#### [Data for processing]
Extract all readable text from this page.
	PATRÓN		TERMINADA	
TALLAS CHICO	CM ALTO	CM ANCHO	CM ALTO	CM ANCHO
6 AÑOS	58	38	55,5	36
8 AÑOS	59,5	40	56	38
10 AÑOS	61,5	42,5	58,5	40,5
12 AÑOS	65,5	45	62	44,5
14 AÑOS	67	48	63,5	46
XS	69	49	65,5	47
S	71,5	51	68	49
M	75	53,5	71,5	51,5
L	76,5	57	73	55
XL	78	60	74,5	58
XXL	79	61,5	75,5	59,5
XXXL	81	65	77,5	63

#### [Problem to work on]
Repeat all of the records above exactly as they appear.

#### [Result]
Extract all readable text from this page.
	PATRÓN		TERMINADA	
TALLAS CHICO	CM ALTO	CM ANCHO	CM ALTO	CM ANCHO
6 AÑOS	58	38	55,5	36
8 AÑOS	59,5	40	56	38
10 AÑOS	61,5	42,5	58,5	40,5
12 AÑOS	65,5	45	62	44,5
14 AÑOS	67	48	63,5	46
XS	69	49	65,5	47
S	71,5	51	68	49
M	75	53,5	71,5	51,5
L	76,5	57	73	55
XL	78	60	74,5	58
XXL	79	61,5	75,5	59,5
XXXL	81	65	77,5	63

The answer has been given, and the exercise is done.